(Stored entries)
================

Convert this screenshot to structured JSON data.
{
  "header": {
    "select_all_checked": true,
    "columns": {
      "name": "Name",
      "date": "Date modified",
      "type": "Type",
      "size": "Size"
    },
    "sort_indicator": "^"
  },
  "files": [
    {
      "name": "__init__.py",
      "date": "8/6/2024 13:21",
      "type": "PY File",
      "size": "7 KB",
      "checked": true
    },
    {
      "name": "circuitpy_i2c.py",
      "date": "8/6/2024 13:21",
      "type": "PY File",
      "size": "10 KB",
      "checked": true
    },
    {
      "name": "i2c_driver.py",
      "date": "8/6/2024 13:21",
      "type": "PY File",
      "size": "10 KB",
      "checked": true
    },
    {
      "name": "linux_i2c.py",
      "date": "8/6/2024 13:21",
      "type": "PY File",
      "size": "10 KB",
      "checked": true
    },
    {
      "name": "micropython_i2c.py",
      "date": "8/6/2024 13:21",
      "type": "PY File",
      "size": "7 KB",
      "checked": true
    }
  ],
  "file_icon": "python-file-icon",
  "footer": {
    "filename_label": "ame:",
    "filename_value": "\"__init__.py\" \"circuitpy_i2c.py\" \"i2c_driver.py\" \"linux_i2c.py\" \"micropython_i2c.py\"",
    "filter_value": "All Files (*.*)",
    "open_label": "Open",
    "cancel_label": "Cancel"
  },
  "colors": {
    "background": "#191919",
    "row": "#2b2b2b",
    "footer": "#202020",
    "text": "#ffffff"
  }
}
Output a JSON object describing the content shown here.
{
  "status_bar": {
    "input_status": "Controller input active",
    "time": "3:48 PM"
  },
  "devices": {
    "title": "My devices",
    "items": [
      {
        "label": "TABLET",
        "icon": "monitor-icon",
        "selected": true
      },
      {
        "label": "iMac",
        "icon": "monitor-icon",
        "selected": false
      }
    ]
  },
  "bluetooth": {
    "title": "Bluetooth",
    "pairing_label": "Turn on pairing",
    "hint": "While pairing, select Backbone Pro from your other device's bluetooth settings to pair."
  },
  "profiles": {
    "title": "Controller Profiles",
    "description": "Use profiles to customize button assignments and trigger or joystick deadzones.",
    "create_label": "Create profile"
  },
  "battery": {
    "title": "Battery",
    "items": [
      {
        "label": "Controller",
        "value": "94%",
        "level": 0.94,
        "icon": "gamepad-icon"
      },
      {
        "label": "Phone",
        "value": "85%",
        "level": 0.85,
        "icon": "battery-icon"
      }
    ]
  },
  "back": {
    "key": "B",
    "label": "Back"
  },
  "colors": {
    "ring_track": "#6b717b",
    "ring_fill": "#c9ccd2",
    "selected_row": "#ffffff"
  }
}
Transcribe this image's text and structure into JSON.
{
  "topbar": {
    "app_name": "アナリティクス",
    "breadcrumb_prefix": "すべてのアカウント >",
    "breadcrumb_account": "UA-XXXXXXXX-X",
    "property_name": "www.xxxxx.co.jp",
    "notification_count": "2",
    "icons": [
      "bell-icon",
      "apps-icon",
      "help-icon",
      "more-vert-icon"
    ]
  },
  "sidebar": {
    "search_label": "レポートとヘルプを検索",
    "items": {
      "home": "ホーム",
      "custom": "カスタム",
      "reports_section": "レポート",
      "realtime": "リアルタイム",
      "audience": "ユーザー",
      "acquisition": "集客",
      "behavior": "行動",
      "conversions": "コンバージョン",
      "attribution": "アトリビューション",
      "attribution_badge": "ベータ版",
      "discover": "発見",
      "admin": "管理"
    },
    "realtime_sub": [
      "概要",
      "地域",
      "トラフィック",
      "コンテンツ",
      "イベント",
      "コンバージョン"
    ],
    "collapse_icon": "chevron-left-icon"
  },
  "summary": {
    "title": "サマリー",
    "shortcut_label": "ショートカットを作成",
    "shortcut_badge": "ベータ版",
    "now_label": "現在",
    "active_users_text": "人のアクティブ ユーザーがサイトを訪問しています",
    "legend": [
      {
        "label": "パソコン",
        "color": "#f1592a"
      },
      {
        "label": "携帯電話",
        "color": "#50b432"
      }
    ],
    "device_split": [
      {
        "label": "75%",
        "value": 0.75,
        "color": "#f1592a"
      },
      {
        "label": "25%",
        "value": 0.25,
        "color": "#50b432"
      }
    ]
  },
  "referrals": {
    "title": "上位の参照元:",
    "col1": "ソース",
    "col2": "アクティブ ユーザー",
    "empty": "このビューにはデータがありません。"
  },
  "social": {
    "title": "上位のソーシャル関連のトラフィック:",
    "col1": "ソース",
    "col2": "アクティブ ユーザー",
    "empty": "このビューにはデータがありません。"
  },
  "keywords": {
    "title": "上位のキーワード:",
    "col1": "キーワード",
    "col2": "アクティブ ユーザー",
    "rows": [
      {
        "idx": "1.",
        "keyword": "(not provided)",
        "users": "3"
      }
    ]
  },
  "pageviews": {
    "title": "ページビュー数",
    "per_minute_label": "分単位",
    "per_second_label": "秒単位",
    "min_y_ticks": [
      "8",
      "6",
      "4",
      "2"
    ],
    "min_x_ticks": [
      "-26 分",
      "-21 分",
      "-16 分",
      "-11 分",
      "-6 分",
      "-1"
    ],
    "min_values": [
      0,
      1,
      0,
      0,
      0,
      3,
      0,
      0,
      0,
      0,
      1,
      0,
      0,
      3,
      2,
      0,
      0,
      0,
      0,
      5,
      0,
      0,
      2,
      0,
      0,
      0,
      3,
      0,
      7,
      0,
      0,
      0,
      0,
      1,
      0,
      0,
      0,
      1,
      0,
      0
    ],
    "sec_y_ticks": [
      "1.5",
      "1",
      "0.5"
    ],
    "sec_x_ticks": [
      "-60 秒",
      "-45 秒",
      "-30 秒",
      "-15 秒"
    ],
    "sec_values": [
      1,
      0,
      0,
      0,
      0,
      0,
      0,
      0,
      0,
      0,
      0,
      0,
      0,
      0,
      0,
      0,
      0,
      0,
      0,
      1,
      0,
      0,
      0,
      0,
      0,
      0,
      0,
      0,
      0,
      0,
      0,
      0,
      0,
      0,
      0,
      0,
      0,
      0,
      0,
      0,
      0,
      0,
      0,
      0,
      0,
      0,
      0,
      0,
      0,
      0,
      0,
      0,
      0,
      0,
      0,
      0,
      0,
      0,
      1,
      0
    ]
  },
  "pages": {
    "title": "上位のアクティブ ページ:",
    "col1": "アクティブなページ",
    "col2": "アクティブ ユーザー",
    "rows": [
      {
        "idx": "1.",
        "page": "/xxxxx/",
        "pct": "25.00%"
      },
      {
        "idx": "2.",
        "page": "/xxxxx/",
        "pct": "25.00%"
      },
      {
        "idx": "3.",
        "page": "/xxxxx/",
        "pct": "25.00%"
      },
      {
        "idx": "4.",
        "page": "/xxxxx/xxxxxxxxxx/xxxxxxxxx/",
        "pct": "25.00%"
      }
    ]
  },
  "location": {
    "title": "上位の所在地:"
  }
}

================

(TASK TO COMPLETE)
Copy all data exactly, start to finish.

(RESULT)
Convert this screenshot to structured JSON data.
{
  "header": {
    "select_all_checked": true,
    "columns": {
      "name": "Name",
      "date": "Date modified",
      "type": "Type",
      "size": "Size"
    },
    "sort_indicator": "^"
  },
  "files": [
    {
      "name": "__init__.py",
      "date": "8/6/2024 13:21",
      "type": "PY File",
      "size": "7 KB",
      "checked": true
    },
    {
      "name": "circuitpy_i2c.py",
      "date": "8/6/2024 13:21",
      "type": "PY File",
      "size": "10 KB",
      "checked": true
    },
    {
      "name": "i2c_driver.py",
      "date": "8/6/2024 13:21",
      "type": "PY File",
      "size": "10 KB",
      "checked": true
    },
    {
      "name": "linux_i2c.py",
      "date": "8/6/2024 13:21",
      "type": "PY File",
      "size": "10 KB",
      "checked": true
    },
    {
      "name": "micropython_i2c.py",
      "date": "8/6/2024 13:21",
      "type": "PY File",
      "size": "7 KB",
      "checked": true
    }
  ],
  "file_icon": "python-file-icon",
  "footer": {
    "filename_label": "ame:",
    "filename_value": "\"__init__.py\" \"circuitpy_i2c.py\" \"i2c_driver.py\" \"linux_i2c.py\" \"micropython_i2c.py\"",
    "filter_value": "All Files (*.*)",
    "open_label": "Open",
    "cancel_label": "Cancel"
  },
  "colors": {
    "background": "#191919",
    "row": "#2b2b2b",
    "footer": "#202020",
    "text": "#ffffff"
  }
}
Output a JSON object describing the content shown here.
{
  "status_bar": {
    "input_status": "Controller input active",
    "time": "3:48 PM"
  },
  "devices": {
    "title": "My devices",
    "items": [
      {
        "label": "TABLET",
        "icon": "monitor-icon",
        "selected": true
      },
      {
        "label": "iMac",
        "icon": "monitor-icon",
        "selected": false
      }
    ]
  },
  "bluetooth": {
    "title": "Bluetooth",
    "pairing_label": "Turn on pairing",
    "hint": "While pairing, select Backbone Pro from your other device's bluetooth settings to pair."
  },
  "profiles": {
    "title": "Controller Profiles",
    "description": "Use profiles to customize button assignments and trigger or joystick deadzones.",
    "create_label": "Create profile"
  },
  "battery": {
    "title": "Battery",
    "items": [
      {
        "label": "Controller",
        "value": "94%",
        "level": 0.94,
        "icon": "gamepad-icon"
      },
      {
        "label": "Phone",
        "value": "85%",
        "level": 0.85,
        "icon": "battery-icon"
      }
    ]
  },
  "back": {
    "key": "B",
    "label": "Back"
  },
  "colors": {
    "ring_track": "#6b717b",
    "ring_fill": "#c9ccd2",
    "selected_row": "#ffffff"
  }
}
Transcribe this image's text and structure into JSON.
{
  "topbar": {
    "app_name": "アナリティクス",
    "breadcrumb_prefix": "すべてのアカウント >",
    "breadcrumb_account": "UA-XXXXXXXX-X",
    "property_name": "www.xxxxx.co.jp",
    "notification_count": "2",
    "icons": [
      "bell-icon",
      "apps-icon",
      "help-icon",
      "more-vert-icon"
    ]
  },
  "sidebar": {
    "search_label": "レポートとヘルプを検索",
    "items": {
      "home": "ホーム",
      "custom": "カスタム",
      "reports_section": "レポート",
      "realtime": "リアルタイム",
      "audience": "ユーザー",
      "acquisition": "集客",
      "behavior": "行動",
      "conversions": "コンバージョン",
      "attribution": "アトリビューション",
      "attribution_badge": "ベータ版",
      "discover": "発見",
      "admin": "管理"
    },
    "realtime_sub": [
      "概要",
      "地域",
      "トラフィック",
      "コンテンツ",
      "イベント",
      "コンバージョン"
    ],
    "collapse_icon": "chevron-left-icon"
  },
  "summary": {
    "title": "サマリー",
    "shortcut_label": "ショートカットを作成",
    "shortcut_badge": "ベータ版",
    "now_label": "現在",
    "active_users_text": "人のアクティブ ユーザーがサイトを訪問しています",
    "legend": [
      {
        "label": "パソコン",
        "color": "#f1592a"
      },
      {
        "label": "携帯電話",
        "color": "#50b432"
      }
    ],
    "device_split": [
      {
        "label": "75%",
        "value": 0.75,
        "color": "#f1592a"
      },
      {
        "label": "25%",
        "value": 0.25,
        "color": "#50b432"
      }
    ]
  },
  "referrals": {
    "title": "上位の参照元:",
    "col1": "ソース",
    "col2": "アクティブ ユーザー",
    "empty": "このビューにはデータがありません。"
  },
  "social": {
    "title": "上位のソーシャル関連のトラフィック:",
    "col1": "ソース",
    "col2": "アクティブ ユーザー",
    "empty": "このビューにはデータがありません。"
  },
  "keywords": {
    "title": "上位のキーワード:",
    "col1": "キーワード",
    "col2": "アクティブ ユーザー",
    "rows": [
      {
        "idx": "1.",
        "keyword": "(not provided)",
        "users": "3"
      }
    ]
  },
  "pageviews": {
    "title": "ページビュー数",
    "per_minute_label": "分単位",
    "per_second_label": "秒単位",
    "min_y_ticks": [
      "8",
      "6",
      "4",
      "2"
    ],
    "min_x_ticks": [
      "-26 分",
      "-21 分",
      "-16 分",
      "-11 分",
      "-6 分",
      "-1"
    ],
    "min_values": [
      0,
      1,
      0,
      0,
      0,
      3,
      0,
      0,
      0,
      0,
      1,
      0,
      0,
      3,
      2,
      0,
      0,
      0,
      0,
      5,
      0,
      0,
      2,
      0,
      0,
      0,
      3,
      0,
      7,
      0,
      0,
      0,
      0,
      1,
      0,
      0,
      0,
      1,
      0,
      0
    ],
    "sec_y_ticks": [
      "1.5",
      "1",
      "0.5"
    ],
    "sec_x_ticks": [
      "-60 秒",
      "-45 秒",
      "-30 秒",
      "-15 秒"
    ],
    "sec_values": [
      1,
      0,
      0,
      0,
      0,
      0,
      0,
      0,
      0,
      0,
      0,
      0,
      0,
      0,
      0,
      0,
      0,
      0,
      0,
      1,
      0,
      0,
      0,
      0,
      0,
      0,
      0,
      0,
      0,
      0,
      0,
      0,
      0,
      0,
      0,
      0,
      0,
      0,
      0,
      0,
      0,
      0,
      0,
      0,
      0,
      0,
      0,
      0,
      0,
      0,
      0,
      0,
      0,
      0,
      0,
      0,
      0,
      0,
      1,
      0
    ]
  },
  "pages": {
    "title": "上位のアクティブ ページ:",
    "col1": "アクティブなページ",
    "col2": "アクティブ ユーザー",
    "rows": [
      {
        "idx": "1.",
        "page": "/xxxxx/",
        "pct": "25.00%"
      },
      {
        "idx": "2.",
        "page": "/xxxxx/",
        "pct": "25.00%"
      },
      {
        "idx": "3.",
        "page": "/xxxxx/",
        "pct": "25.00%"
      },
      {
        "idx": "4.",
        "page": "/xxxxx/xxxxxxxxxx/xxxxxxxxx/",
        "pct": "25.00%"
      }
    ]
  },
  "location": {
    "title": "上位の所在地:"
  }
}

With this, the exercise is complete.